Wherever "type" appears in a line, list that line.

→ **Records supplied**:

-*-*-

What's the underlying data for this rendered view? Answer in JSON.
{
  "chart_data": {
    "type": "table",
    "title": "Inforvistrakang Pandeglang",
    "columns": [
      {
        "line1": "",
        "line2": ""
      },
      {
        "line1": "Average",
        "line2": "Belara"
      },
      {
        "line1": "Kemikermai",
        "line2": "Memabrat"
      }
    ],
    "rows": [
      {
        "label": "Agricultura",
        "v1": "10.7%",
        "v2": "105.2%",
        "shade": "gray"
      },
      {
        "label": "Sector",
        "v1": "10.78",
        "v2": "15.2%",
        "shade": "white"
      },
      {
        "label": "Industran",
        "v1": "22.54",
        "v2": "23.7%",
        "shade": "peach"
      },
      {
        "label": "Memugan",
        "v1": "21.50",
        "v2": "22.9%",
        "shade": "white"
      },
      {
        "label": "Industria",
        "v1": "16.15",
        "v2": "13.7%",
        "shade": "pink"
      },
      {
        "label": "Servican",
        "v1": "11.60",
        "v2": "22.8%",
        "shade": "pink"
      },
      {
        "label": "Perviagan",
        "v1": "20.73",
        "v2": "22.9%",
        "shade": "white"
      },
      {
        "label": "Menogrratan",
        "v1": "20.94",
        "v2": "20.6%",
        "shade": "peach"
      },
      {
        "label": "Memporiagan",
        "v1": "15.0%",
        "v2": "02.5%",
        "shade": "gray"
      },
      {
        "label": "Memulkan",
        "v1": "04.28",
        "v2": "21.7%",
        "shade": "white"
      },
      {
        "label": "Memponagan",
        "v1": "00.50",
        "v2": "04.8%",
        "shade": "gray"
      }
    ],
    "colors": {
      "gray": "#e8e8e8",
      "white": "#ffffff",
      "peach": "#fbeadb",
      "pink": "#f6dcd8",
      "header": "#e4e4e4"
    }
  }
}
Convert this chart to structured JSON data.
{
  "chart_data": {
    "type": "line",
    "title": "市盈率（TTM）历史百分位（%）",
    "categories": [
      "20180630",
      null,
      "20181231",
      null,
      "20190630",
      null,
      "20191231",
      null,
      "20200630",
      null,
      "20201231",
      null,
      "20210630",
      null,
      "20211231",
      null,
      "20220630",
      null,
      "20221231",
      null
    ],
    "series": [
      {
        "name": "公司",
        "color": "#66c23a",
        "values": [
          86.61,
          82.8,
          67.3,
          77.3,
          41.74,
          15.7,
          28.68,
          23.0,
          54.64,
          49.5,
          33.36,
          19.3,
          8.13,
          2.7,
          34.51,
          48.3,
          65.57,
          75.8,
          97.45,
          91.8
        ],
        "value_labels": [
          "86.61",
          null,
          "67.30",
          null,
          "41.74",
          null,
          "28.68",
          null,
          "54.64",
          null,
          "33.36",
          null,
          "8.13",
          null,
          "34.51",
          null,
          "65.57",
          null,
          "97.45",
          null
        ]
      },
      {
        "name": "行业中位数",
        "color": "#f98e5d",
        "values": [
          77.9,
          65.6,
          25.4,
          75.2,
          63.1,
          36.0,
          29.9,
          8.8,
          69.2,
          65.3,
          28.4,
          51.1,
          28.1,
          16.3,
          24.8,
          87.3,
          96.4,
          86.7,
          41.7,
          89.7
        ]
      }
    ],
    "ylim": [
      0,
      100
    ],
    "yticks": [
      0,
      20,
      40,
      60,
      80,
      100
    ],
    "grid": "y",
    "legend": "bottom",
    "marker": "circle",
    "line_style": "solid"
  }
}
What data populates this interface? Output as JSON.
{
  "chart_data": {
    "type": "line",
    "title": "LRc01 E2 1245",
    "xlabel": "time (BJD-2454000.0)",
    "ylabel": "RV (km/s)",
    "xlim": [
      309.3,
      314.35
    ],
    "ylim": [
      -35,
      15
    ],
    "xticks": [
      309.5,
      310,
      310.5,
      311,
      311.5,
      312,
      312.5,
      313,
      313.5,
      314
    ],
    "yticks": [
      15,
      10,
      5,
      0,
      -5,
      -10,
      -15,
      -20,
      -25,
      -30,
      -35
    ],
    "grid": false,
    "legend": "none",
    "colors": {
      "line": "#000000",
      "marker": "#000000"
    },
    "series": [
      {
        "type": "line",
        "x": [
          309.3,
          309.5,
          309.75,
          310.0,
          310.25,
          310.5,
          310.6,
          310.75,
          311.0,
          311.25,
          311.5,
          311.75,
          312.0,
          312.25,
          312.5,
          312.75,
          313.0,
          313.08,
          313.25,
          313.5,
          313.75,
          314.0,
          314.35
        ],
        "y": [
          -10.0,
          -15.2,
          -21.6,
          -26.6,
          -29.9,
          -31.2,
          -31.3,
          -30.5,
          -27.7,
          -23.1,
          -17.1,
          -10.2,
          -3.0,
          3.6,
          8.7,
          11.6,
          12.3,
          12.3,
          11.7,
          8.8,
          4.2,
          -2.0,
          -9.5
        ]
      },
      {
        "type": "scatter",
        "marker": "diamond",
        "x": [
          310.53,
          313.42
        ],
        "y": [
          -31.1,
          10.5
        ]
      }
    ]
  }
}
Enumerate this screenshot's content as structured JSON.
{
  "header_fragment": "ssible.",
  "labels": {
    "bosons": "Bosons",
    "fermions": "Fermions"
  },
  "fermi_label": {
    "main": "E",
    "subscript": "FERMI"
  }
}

-*-*-

→ **Task response**:
    "type": "table",
    "type": "line",
    "type": "line",
        "type": "line",
        "type": "scatter",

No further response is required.